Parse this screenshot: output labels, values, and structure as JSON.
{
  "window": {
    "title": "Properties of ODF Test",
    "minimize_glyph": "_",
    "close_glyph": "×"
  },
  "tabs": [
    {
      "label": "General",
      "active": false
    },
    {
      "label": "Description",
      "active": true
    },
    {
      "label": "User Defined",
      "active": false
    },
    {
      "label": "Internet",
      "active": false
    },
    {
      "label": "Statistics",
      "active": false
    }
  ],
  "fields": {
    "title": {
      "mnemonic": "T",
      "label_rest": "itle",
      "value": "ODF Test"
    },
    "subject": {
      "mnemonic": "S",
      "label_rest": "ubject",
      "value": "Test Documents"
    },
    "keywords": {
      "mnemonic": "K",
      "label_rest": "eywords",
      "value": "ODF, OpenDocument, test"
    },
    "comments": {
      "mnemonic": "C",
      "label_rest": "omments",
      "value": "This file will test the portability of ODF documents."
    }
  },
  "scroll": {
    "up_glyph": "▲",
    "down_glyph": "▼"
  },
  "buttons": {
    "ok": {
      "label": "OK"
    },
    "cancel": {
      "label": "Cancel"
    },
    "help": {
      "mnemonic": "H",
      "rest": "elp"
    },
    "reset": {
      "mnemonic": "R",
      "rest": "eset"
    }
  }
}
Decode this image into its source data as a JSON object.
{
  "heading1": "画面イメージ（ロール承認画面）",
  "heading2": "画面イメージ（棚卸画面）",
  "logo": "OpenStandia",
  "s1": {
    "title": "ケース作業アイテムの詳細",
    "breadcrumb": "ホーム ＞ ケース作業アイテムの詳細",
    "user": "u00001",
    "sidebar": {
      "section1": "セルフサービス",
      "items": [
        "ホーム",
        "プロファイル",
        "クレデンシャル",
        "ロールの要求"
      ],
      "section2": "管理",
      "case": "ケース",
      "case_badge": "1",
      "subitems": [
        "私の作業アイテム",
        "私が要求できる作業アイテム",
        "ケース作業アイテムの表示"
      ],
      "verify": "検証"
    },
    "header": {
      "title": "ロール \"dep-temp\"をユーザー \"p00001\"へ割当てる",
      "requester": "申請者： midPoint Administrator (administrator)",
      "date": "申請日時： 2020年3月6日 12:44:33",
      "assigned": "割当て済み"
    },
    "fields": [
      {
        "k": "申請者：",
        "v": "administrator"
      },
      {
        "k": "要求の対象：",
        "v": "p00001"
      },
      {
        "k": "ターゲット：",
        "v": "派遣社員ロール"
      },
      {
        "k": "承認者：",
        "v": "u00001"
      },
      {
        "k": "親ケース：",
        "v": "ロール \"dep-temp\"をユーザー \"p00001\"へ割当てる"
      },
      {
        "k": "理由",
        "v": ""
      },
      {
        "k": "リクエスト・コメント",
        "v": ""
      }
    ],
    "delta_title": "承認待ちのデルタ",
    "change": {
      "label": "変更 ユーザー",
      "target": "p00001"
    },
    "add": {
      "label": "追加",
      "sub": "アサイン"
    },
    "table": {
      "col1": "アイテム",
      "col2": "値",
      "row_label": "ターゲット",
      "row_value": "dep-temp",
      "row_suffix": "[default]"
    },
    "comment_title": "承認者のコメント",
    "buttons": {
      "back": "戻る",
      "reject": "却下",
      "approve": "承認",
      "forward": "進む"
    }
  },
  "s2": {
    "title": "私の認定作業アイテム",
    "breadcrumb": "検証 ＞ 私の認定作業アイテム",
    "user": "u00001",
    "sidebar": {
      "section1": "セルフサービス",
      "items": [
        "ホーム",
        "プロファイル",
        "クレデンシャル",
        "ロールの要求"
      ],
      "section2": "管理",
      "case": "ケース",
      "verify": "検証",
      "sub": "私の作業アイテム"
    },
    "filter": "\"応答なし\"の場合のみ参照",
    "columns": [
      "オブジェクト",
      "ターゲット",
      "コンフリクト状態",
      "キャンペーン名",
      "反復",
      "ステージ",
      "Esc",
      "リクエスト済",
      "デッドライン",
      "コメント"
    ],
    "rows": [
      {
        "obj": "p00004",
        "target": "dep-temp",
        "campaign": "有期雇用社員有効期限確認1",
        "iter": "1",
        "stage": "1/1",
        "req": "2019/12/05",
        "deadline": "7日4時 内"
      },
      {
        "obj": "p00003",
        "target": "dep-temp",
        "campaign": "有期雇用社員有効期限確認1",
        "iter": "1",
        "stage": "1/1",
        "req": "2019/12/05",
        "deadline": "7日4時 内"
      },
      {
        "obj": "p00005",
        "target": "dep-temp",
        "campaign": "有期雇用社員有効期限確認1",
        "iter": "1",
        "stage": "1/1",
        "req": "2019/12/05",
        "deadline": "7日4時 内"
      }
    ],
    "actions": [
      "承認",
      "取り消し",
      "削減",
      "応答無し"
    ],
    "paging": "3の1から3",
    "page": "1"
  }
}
========================
Challenge – The word "画面イメージ" may appear on some lines. Report how many lines hold it, giving the number alone.

Exercise response – 2